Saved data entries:
# # #
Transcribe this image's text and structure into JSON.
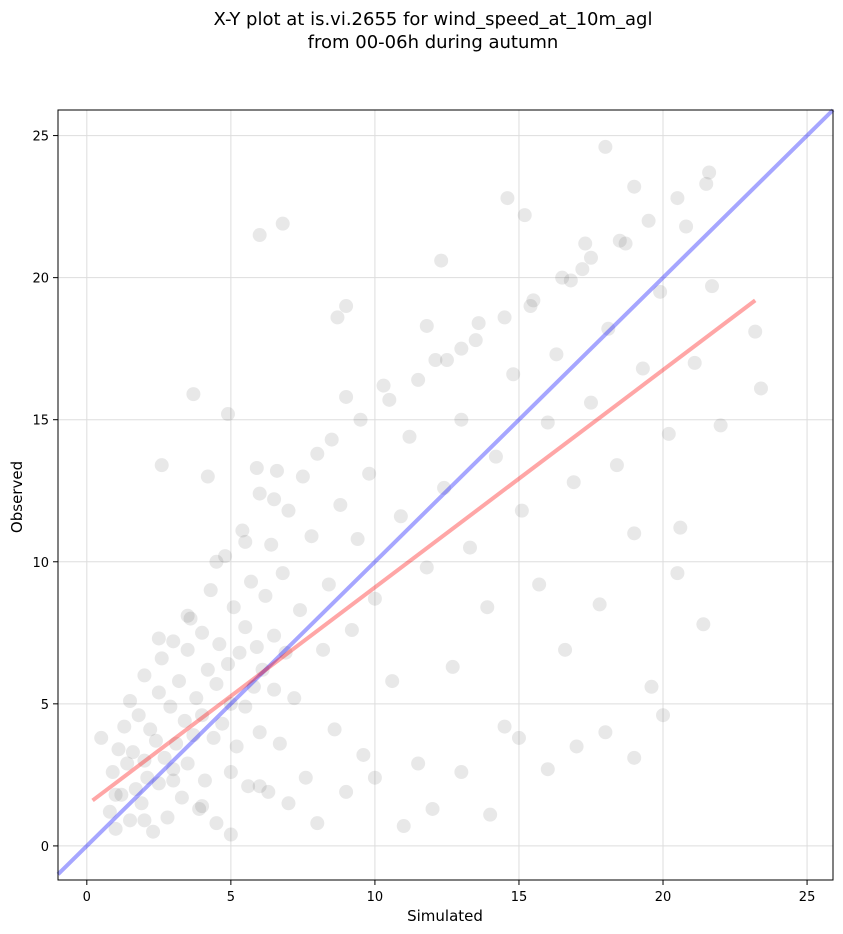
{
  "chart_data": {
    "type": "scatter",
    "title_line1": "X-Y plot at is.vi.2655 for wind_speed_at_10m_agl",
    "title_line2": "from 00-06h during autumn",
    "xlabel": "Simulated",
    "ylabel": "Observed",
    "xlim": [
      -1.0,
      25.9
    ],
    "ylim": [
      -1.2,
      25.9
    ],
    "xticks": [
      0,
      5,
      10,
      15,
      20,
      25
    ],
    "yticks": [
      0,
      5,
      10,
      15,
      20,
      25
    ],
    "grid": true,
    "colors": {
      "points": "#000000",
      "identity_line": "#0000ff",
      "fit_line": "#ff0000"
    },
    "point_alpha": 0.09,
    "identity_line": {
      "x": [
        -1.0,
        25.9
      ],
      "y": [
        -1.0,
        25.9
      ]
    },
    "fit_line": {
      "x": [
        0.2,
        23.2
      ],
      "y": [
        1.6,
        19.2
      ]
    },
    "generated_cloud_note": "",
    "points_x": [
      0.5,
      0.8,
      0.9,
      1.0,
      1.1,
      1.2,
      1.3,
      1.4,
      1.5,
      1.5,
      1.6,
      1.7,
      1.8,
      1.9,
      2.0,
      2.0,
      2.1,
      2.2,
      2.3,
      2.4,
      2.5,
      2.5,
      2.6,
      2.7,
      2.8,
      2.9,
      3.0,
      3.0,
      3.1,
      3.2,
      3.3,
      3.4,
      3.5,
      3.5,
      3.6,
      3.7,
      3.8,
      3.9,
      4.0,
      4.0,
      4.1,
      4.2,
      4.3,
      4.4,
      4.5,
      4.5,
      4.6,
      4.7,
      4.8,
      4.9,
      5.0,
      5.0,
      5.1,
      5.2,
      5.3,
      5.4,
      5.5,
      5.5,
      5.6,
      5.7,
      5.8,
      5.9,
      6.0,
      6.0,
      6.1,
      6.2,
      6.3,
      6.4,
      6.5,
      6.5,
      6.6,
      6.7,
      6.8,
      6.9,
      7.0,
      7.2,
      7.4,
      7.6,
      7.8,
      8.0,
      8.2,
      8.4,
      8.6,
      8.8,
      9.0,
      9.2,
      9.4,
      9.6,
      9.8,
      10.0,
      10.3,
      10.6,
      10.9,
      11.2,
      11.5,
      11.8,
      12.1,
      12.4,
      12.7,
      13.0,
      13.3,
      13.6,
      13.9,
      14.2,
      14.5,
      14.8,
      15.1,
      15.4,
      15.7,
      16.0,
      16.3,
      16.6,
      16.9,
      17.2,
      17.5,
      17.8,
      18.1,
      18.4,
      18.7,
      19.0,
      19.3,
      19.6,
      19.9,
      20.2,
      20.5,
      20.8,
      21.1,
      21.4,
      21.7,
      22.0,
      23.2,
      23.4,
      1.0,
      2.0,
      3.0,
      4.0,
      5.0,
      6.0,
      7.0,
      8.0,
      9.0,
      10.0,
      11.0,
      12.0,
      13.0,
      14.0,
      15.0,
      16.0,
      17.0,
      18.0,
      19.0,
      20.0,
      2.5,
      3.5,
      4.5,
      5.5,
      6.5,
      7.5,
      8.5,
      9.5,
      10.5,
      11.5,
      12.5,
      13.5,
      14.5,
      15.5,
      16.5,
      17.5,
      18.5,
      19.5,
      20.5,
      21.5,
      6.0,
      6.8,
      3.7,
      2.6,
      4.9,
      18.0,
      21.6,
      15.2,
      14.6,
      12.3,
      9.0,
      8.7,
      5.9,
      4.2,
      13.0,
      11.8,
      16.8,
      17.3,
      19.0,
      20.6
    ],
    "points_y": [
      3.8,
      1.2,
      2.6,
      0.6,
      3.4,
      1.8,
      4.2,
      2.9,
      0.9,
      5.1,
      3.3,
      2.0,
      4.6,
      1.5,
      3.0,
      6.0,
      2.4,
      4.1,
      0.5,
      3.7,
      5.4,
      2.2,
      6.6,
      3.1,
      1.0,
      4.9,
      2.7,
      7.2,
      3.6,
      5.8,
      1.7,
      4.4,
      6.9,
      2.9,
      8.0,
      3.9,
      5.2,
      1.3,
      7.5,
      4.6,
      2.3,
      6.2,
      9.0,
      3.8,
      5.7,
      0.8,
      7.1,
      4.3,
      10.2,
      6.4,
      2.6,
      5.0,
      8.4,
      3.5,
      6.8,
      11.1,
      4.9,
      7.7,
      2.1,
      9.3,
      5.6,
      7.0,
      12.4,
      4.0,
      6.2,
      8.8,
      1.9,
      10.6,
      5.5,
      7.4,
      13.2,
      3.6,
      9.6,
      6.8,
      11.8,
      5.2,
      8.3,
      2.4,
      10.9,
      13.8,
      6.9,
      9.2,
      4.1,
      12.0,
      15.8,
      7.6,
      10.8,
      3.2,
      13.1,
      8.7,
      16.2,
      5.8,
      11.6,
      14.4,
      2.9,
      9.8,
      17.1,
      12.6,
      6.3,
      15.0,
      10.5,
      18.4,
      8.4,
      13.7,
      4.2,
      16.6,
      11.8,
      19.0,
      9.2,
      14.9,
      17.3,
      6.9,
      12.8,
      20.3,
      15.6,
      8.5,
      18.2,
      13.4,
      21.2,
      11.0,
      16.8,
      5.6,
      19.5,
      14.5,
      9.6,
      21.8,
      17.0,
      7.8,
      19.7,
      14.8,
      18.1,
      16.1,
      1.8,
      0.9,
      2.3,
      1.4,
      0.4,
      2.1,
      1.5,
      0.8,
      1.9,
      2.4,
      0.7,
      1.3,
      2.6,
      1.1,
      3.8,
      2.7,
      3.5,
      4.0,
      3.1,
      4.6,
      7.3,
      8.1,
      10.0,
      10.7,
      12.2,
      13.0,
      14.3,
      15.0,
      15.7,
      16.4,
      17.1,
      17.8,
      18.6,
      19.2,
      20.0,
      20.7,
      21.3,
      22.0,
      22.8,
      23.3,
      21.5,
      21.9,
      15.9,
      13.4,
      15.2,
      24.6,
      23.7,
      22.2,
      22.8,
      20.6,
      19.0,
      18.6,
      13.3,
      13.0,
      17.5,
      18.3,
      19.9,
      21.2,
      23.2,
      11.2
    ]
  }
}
# # #
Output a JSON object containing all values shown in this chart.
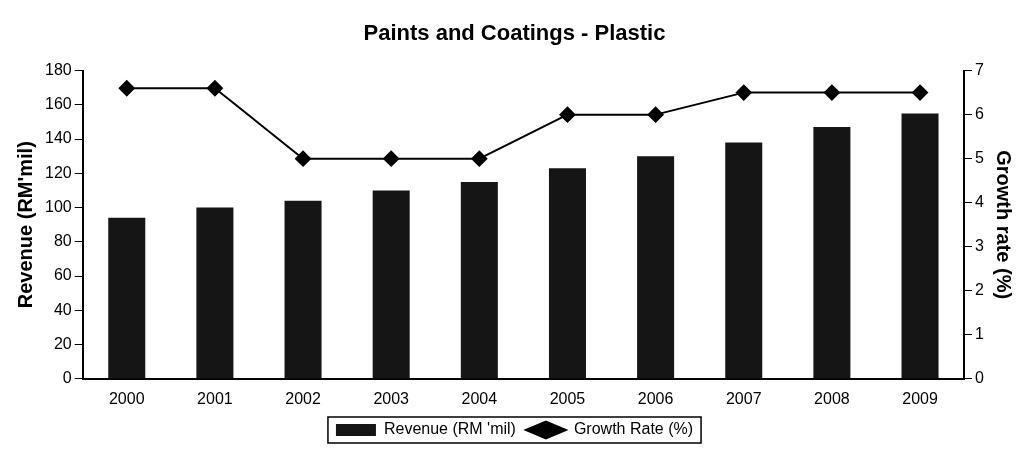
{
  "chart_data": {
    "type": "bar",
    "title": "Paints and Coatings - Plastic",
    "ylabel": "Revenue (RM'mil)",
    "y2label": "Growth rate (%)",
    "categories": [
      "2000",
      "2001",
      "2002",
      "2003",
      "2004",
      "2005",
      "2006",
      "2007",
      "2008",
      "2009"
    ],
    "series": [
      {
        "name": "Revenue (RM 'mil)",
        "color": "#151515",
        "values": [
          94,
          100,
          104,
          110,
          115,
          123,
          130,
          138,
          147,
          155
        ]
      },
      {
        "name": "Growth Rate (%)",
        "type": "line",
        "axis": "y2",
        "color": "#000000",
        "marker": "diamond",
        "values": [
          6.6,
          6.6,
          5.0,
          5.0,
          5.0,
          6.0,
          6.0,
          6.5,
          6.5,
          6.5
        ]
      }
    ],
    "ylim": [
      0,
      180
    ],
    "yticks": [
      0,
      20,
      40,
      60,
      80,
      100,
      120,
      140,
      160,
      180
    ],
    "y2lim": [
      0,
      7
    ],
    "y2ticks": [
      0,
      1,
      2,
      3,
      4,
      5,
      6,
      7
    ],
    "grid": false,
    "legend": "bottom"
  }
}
# # #
Stated goal —
Copy out each line in the preceding records that contains "Growth".

Exercise output —
    "y2label": "Growth rate (%)",
        "name": "Growth Rate (%)",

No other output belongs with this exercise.